▸ **What this task involves**
List the lines of this listing that hold the word "Nacional".

— START Records provided —

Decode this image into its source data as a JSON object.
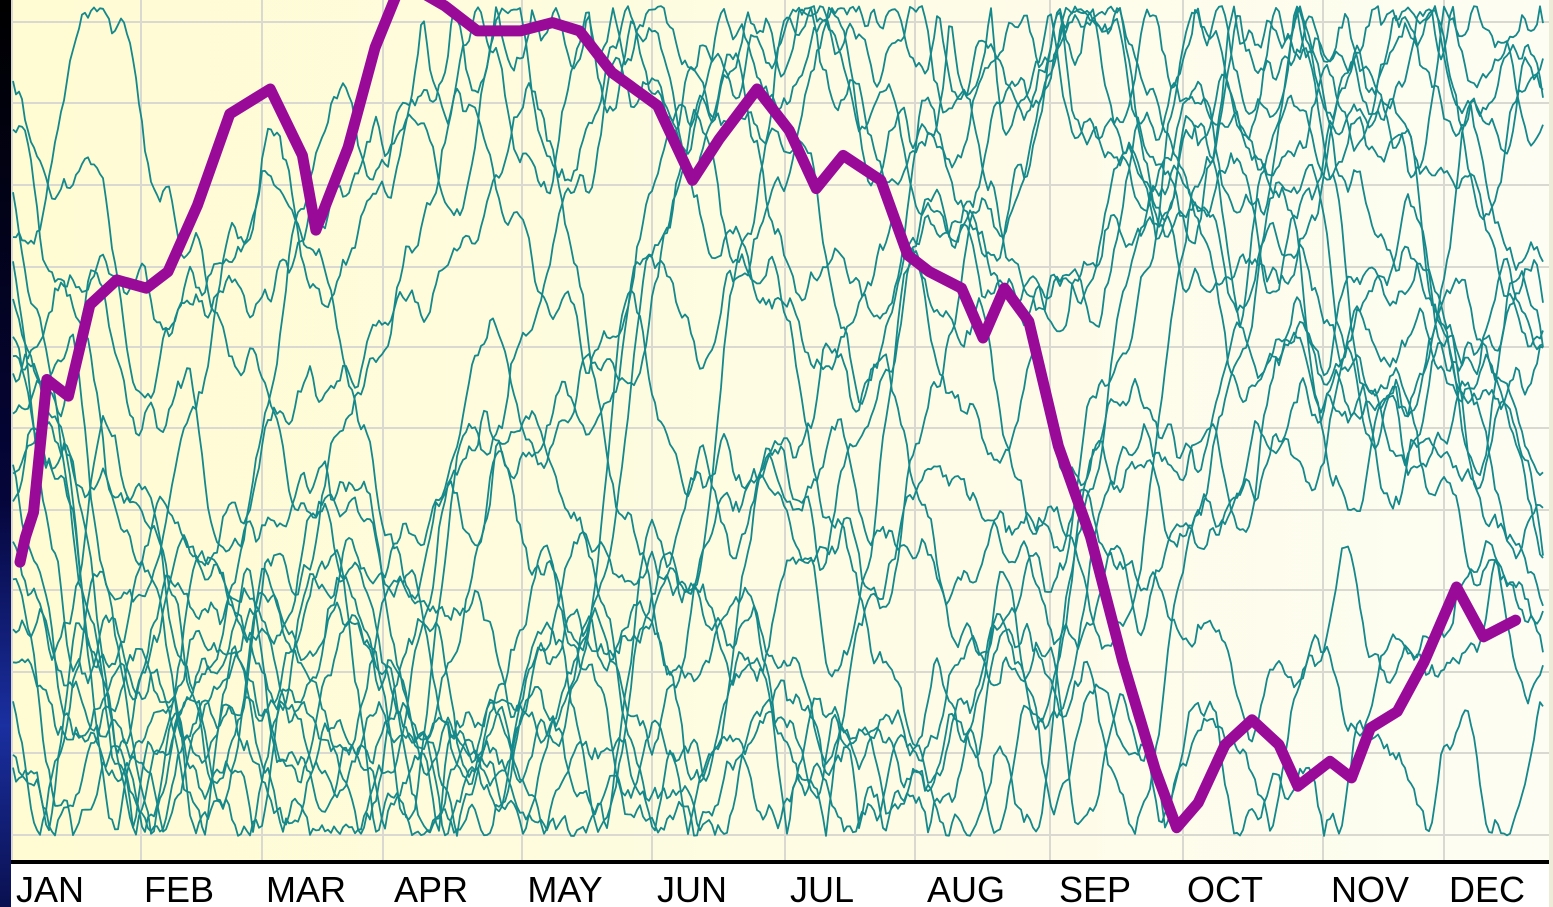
{
  "chart_data": {
    "type": "line",
    "title": "",
    "xlabel": "",
    "ylabel": "",
    "categories": [
      "JAN",
      "FEB",
      "MAR",
      "APR",
      "MAY",
      "JUN",
      "JUL",
      "AUG",
      "SEP",
      "OCT",
      "NOV",
      "DEC"
    ],
    "ylim": [
      0,
      100
    ],
    "grid": true,
    "legend": "none",
    "background_gradient": [
      "#fffbd2",
      "#fdfdf3"
    ],
    "grid_color": "#d9d9d1",
    "axis_color": "#000000",
    "colors": {
      "highlight": "#990a99",
      "background_series": "#14888a"
    },
    "highlight_series": {
      "values": [
        [
          0.0,
          33
        ],
        [
          0.02,
          36
        ],
        [
          0.05,
          39
        ],
        [
          0.1,
          55
        ],
        [
          0.18,
          53
        ],
        [
          0.26,
          64
        ],
        [
          0.36,
          67
        ],
        [
          0.47,
          66
        ],
        [
          0.55,
          68
        ],
        [
          0.66,
          76
        ],
        [
          0.78,
          87
        ],
        [
          0.93,
          90
        ],
        [
          1.05,
          82
        ],
        [
          1.1,
          73
        ],
        [
          1.22,
          83
        ],
        [
          1.32,
          95
        ],
        [
          1.42,
          103
        ],
        [
          1.58,
          100
        ],
        [
          1.7,
          97
        ],
        [
          1.86,
          97
        ],
        [
          1.98,
          98
        ],
        [
          2.08,
          97
        ],
        [
          2.2,
          92
        ],
        [
          2.37,
          88
        ],
        [
          2.5,
          79
        ],
        [
          2.6,
          84
        ],
        [
          2.74,
          90
        ],
        [
          2.86,
          85
        ],
        [
          2.96,
          78
        ],
        [
          3.06,
          82
        ],
        [
          3.2,
          79
        ],
        [
          3.3,
          70
        ],
        [
          3.38,
          68
        ],
        [
          3.5,
          66
        ],
        [
          3.58,
          60
        ],
        [
          3.66,
          66
        ],
        [
          3.75,
          62
        ],
        [
          3.86,
          47
        ],
        [
          3.98,
          36
        ],
        [
          4.1,
          21
        ],
        [
          4.22,
          8
        ],
        [
          4.3,
          1
        ],
        [
          4.38,
          4
        ],
        [
          4.48,
          11
        ],
        [
          4.58,
          14
        ],
        [
          4.68,
          11
        ],
        [
          4.75,
          6
        ],
        [
          4.87,
          9
        ],
        [
          4.95,
          7
        ],
        [
          5.02,
          13
        ],
        [
          5.12,
          15
        ],
        [
          5.22,
          21
        ],
        [
          5.34,
          30
        ],
        [
          5.44,
          24
        ],
        [
          5.56,
          26
        ]
      ]
    },
    "background_series": {
      "count": 20,
      "seeds": [
        11,
        23,
        37,
        41,
        53,
        67,
        71,
        83,
        97,
        101,
        113,
        127,
        131,
        149,
        151,
        163,
        173,
        181,
        191,
        199
      ],
      "start_values": [
        92,
        86,
        78,
        72,
        66,
        61,
        56,
        51,
        46,
        41,
        36,
        31,
        26,
        21,
        16,
        11,
        8,
        58,
        44,
        70
      ],
      "min": 0,
      "max": 100
    }
  }
}
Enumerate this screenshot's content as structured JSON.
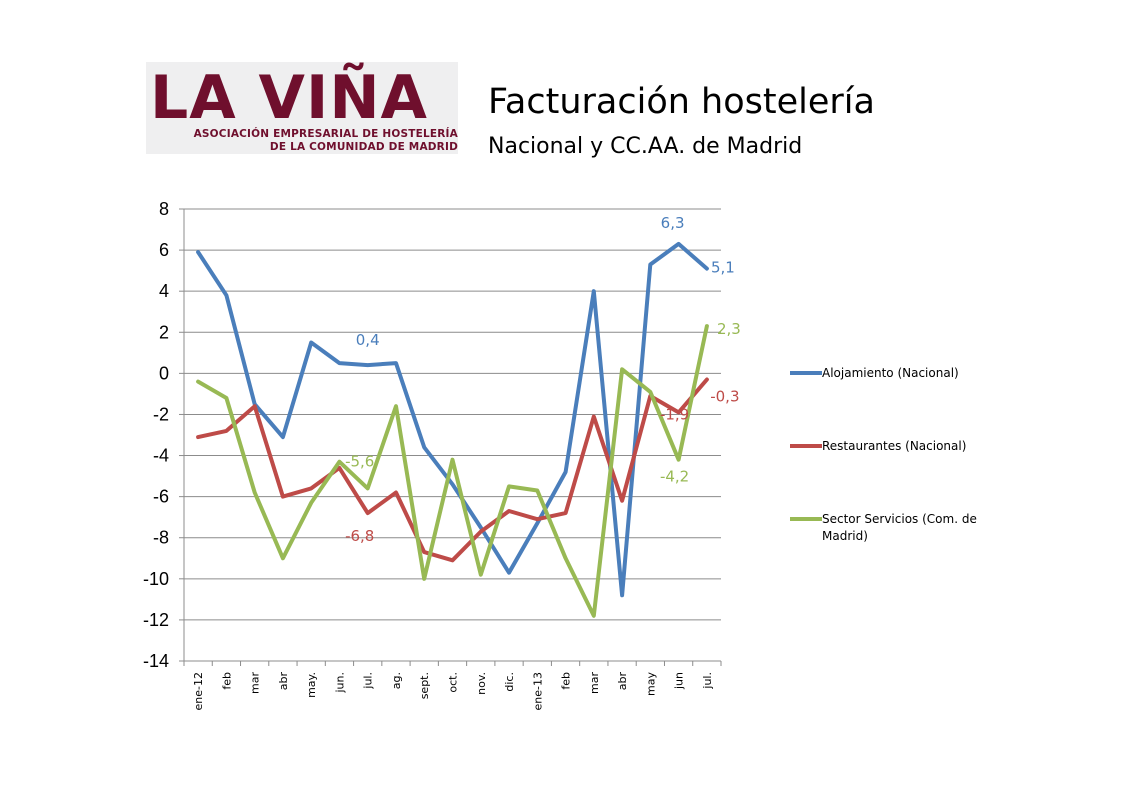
{
  "logo": {
    "name": "LA VIÑA",
    "line1": "ASOCIACIÓN EMPRESARIAL DE HOSTELERÍA",
    "line2": "DE LA COMUNIDAD DE MADRID",
    "color": "#6f0f2d"
  },
  "header": {
    "title": "Facturación hostelería",
    "subtitle": "Nacional y CC.AA. de Madrid"
  },
  "chart_data": {
    "type": "line",
    "title": "Facturación hostelería",
    "subtitle": "Nacional y CC.AA. de Madrid",
    "xlabel": "",
    "ylabel": "",
    "ylim": [
      -14,
      8
    ],
    "yticks": [
      8,
      6,
      4,
      2,
      0,
      -2,
      -4,
      -6,
      -8,
      -10,
      -12,
      -14
    ],
    "grid": "horizontal",
    "legend": "right",
    "categories": [
      "ene-12",
      "feb",
      "mar",
      "abr",
      "may.",
      "jun.",
      "jul.",
      "ag.",
      "sept.",
      "oct.",
      "nov.",
      "dic.",
      "ene-13",
      "feb",
      "mar",
      "abr",
      "may",
      "jun",
      "jul."
    ],
    "series": [
      {
        "name": "Alojamiento (Nacional)",
        "color": "#4a7ebb",
        "values": [
          5.9,
          3.8,
          -1.5,
          -3.1,
          1.5,
          0.5,
          0.4,
          0.5,
          -3.6,
          -5.4,
          -7.5,
          -9.7,
          -7.3,
          -4.8,
          4.0,
          -10.8,
          5.3,
          6.3,
          5.1
        ]
      },
      {
        "name": "Restaurantes (Nacional)",
        "color": "#be4b48",
        "values": [
          -3.1,
          -2.8,
          -1.6,
          -6.0,
          -5.6,
          -4.6,
          -6.8,
          -5.8,
          -8.7,
          -9.1,
          -7.7,
          -6.7,
          -7.1,
          -6.8,
          -2.1,
          -6.2,
          -1.1,
          -1.9,
          -0.3
        ]
      },
      {
        "name": "Sector Servicios (Com. de Madrid)",
        "color": "#98b954",
        "values": [
          -0.4,
          -1.2,
          -5.8,
          -9.0,
          -6.3,
          -4.3,
          -5.6,
          -1.6,
          -10.0,
          -4.2,
          -9.8,
          -5.5,
          -5.7,
          -9.0,
          -11.8,
          0.2,
          -0.9,
          -4.2,
          2.3
        ]
      }
    ],
    "data_labels": [
      {
        "series": 0,
        "index": 6,
        "text": "0,4"
      },
      {
        "series": 0,
        "index": 17,
        "text": "6,3"
      },
      {
        "series": 0,
        "index": 18,
        "text": "5,1"
      },
      {
        "series": 1,
        "index": 6,
        "text": "-6,8"
      },
      {
        "series": 1,
        "index": 17,
        "text": "-1,9"
      },
      {
        "series": 1,
        "index": 18,
        "text": "-0,3"
      },
      {
        "series": 2,
        "index": 6,
        "text": "-5,6"
      },
      {
        "series": 2,
        "index": 17,
        "text": "-4,2"
      },
      {
        "series": 2,
        "index": 18,
        "text": "2,3"
      }
    ]
  }
}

— END Records provided —

▸ **Written solution**
    "subtitle": "Nacional y CC.AA. de Madrid"
    "subtitle": "Nacional y CC.AA. de Madrid",
        "name": "Alojamiento (Nacional)",
        "name": "Restaurantes (Nacional)",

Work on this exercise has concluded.